Ну, плакали. Мы, из СХШ, любили музыку, хорошо к ней относились, ходили в консерваторию, во все концертные залы. И надо сказать, что по радио, по репродуктору раздавались в основном медленные части из сюит Баха, ну в общем самая чистая классика, такая, которая к этим событиям кончины подходила. Больше ничего предпринимать мы не могли. Вот думали, что все, жизнь кончится, пропаганда была хорошая, сумасшедшая. И мы уже ожидали, что придут американцы или кто-то сделает нас рабами.

– А когда стали узнавать про лагеря? 20-й съезд помните? Когда пришло это осознание?

– Ну, 20-й то съезд вроде как объявили, и Паша Бунин, замечательный художник был приглашен. Наброски его были быстрыми, и он замечательно улавливал сходство, и его пригласили. И как-то разговорился, он был удивлен сам и нас удивил тем, что люди, которые на этот съезд пришли, рассказывали самые антипартийные анекдоты. Мы еще в послевоенные годы думали, что вот форточки, сказать нельзя, сажают, уже как бы это становилось известным и страшным таким фоном жизни.

- - - - -

ПИСЬМЕННЫЕ ЗАДАНИЯ:
1. Соответствуют ли исходному тексту утверждения (a), (b) и (c)? Ответьте «да» или «нет» для каждого и приведите точную цитату, на которой основан вывод.
(a) По радио тогда звучали в основном медленные части из сюит Баха.
(b) Участники 20-го съезда рассказывали только партийные анекдоты.
(c) Учащиеся СХШ не посещали консерваторию.
2. Кем был Паша Бунин, согласно исходному тексту?

ПРЕДОСТАВЛЕННЫЕ МАТЕРИАЛЫ:
- - - - -

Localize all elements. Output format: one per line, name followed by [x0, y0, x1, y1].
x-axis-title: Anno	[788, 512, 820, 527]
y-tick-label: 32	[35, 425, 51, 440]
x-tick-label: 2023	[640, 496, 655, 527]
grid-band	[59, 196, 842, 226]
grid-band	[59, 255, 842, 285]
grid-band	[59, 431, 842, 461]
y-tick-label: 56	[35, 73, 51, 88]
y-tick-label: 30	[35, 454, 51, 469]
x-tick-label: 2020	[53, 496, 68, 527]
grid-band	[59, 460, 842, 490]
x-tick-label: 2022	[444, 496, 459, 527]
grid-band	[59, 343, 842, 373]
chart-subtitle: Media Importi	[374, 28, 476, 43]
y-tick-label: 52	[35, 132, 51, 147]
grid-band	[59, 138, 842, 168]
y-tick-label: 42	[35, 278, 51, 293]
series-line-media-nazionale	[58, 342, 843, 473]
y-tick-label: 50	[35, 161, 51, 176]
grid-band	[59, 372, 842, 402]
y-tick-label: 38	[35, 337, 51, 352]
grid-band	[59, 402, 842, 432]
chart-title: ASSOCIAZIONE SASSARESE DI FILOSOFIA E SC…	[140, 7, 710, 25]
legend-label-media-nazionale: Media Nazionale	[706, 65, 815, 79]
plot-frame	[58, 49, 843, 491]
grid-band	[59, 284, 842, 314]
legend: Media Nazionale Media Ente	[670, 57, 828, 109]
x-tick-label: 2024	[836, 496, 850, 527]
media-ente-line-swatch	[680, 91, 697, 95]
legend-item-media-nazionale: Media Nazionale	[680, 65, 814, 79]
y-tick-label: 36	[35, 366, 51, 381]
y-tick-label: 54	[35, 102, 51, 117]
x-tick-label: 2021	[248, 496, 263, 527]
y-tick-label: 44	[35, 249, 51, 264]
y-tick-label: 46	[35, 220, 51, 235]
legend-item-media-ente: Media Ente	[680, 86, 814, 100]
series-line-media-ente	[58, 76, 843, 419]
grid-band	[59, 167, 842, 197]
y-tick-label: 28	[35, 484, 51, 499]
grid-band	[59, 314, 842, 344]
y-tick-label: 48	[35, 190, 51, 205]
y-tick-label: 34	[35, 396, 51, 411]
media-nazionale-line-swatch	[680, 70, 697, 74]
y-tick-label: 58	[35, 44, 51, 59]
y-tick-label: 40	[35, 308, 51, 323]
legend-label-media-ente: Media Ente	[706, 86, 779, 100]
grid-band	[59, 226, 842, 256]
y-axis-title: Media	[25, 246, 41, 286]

- - - - -

СПИСОК ОТВЕТОВ:
1.
(a) Да: «по радио, по репродуктору раздавались в основном медленные части из сюит Баха».
(b) Нет: «люди, которые на этот съезд пришли, рассказывали самые антипартийные анекдоты».
(c) Нет: «ходили в консерваторию, во все концертные залы».

2. Замечательным художником.